======== Data supplied ========

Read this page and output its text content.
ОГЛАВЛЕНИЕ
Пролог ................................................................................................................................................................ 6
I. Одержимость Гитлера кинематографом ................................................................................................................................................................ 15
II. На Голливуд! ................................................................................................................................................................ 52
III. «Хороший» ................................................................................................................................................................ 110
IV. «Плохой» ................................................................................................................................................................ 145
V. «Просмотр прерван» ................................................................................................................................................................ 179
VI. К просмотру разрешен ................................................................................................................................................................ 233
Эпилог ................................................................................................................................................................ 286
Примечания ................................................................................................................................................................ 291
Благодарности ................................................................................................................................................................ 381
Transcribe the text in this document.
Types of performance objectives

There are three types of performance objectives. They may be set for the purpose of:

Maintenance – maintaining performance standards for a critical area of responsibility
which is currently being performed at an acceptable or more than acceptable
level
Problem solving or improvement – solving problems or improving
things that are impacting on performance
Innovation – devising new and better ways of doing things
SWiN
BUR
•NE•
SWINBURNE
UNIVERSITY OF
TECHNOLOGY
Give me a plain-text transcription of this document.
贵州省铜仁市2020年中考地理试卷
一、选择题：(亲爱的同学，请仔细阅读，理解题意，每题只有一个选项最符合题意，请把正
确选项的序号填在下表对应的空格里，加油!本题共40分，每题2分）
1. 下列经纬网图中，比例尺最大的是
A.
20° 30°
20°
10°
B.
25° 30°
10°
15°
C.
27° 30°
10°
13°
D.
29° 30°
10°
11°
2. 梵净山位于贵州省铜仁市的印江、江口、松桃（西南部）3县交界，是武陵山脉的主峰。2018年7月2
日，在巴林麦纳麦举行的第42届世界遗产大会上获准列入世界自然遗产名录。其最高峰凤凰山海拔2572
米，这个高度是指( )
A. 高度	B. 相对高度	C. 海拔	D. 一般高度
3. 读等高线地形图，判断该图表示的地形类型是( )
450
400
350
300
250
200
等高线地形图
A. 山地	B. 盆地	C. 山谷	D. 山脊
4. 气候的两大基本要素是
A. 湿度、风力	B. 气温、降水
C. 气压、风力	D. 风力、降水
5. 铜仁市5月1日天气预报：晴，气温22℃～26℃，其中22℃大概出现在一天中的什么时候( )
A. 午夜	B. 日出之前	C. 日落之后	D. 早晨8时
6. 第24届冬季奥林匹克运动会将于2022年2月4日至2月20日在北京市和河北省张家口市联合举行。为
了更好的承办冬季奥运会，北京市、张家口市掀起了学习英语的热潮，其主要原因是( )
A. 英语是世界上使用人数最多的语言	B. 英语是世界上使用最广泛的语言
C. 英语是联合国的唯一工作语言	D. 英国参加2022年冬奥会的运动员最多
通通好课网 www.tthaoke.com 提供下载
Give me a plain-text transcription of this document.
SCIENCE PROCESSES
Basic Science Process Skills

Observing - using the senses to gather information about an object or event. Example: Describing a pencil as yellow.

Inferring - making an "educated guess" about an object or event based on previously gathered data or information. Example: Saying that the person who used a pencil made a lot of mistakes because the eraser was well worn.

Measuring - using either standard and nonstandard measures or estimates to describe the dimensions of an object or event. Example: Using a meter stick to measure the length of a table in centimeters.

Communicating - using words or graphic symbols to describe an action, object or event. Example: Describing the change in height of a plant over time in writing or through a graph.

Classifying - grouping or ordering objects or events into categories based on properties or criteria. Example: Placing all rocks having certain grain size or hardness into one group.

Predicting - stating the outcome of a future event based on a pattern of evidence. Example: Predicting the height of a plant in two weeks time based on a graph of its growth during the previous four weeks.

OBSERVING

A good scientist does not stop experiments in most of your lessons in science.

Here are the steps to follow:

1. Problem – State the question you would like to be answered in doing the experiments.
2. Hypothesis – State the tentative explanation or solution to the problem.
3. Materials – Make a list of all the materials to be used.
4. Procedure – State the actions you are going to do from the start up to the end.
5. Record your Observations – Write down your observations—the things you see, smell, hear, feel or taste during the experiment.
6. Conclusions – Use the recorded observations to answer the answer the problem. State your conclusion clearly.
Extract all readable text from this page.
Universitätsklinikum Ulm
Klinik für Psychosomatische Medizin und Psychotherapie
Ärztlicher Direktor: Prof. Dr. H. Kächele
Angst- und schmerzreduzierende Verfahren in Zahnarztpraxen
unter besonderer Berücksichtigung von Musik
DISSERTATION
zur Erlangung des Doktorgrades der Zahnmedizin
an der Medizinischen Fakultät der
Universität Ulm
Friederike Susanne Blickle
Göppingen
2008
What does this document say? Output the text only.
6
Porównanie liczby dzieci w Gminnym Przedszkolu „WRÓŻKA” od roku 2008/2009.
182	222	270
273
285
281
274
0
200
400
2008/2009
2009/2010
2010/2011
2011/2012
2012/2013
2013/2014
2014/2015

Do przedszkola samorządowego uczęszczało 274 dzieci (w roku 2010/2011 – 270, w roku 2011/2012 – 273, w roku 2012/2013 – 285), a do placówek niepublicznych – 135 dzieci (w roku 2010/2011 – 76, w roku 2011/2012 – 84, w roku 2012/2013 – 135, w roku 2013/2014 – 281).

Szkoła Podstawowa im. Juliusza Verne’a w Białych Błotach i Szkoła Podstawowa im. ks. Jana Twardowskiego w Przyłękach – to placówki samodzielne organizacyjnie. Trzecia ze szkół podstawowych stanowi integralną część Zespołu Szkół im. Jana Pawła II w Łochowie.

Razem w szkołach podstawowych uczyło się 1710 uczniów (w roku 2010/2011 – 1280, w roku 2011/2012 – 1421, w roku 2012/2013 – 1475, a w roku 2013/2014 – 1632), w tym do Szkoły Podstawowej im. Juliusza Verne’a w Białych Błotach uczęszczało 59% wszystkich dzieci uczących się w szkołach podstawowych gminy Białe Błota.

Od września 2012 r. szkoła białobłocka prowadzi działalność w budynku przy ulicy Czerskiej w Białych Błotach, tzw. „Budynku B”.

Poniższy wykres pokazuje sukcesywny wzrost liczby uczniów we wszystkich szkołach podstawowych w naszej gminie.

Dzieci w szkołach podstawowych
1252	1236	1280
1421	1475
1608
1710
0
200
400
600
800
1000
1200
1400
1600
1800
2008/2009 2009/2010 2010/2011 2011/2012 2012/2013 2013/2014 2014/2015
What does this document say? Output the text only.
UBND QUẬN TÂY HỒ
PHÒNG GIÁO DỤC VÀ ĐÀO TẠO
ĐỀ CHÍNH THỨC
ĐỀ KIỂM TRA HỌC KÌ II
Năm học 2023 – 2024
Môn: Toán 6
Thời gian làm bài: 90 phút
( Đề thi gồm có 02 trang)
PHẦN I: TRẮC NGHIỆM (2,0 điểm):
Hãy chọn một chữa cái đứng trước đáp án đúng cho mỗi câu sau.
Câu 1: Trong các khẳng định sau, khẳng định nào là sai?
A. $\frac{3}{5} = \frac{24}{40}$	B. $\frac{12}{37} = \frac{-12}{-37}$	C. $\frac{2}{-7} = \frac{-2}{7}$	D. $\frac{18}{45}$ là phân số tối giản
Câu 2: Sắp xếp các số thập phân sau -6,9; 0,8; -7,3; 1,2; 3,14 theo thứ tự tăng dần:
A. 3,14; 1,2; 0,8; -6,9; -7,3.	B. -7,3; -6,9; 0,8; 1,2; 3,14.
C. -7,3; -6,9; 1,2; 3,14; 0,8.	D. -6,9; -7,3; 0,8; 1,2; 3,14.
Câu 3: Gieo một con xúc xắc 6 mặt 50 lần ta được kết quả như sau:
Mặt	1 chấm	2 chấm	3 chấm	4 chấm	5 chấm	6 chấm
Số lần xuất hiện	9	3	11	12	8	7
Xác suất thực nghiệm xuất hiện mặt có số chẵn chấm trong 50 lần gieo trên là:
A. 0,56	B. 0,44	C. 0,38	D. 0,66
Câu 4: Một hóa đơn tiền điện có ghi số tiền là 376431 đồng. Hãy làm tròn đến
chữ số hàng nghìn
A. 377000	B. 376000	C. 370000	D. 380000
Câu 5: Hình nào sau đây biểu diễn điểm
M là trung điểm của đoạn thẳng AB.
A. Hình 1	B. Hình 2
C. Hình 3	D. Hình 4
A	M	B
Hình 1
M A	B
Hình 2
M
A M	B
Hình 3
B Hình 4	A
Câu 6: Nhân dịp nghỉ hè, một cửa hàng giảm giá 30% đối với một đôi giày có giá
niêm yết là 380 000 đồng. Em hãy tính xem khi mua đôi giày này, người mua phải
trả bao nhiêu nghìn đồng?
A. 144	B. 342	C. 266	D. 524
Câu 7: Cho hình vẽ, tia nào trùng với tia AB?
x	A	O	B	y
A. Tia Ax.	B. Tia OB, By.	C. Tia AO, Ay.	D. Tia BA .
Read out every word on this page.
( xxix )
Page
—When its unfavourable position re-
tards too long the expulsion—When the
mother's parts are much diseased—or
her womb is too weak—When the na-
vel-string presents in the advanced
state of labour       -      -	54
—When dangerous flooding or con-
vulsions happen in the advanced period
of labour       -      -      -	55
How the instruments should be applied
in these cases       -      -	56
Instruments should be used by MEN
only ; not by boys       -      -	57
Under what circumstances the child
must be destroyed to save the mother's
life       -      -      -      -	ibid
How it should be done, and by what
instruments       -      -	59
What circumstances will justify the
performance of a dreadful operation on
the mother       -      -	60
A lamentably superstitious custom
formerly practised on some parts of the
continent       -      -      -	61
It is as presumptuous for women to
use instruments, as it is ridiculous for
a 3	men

========

What needs to be done — Where a line in the material contains "Białych", copy that line.

Full output —
Szkoła Podstawowa im. Juliusza Verne’a w Białych Błotach i Szkoła Podstawowa im. ks. Jana Twardowskiego w Przyłękach – to placówki samodzielne organizacyjnie. Trzecia ze szkół podstawowych stanowi integralną część Zespołu Szkół im. Jana Pawła II w Łochowie.
Razem w szkołach podstawowych uczyło się 1710 uczniów (w roku 2010/2011 – 1280, w roku 2011/2012 – 1421, w roku 2012/2013 – 1475, a w roku 2013/2014 – 1632), w tym do Szkoły Podstawowej im. Juliusza Verne’a w Białych Błotach uczęszczało 59% wszystkich dzieci uczących się w szkołach podstawowych gminy Białe Błota.
Od września 2012 r. szkoła białobłocka prowadzi działalność w budynku przy ulicy Czerskiej w Białych Błotach, tzw. „Budynku B”.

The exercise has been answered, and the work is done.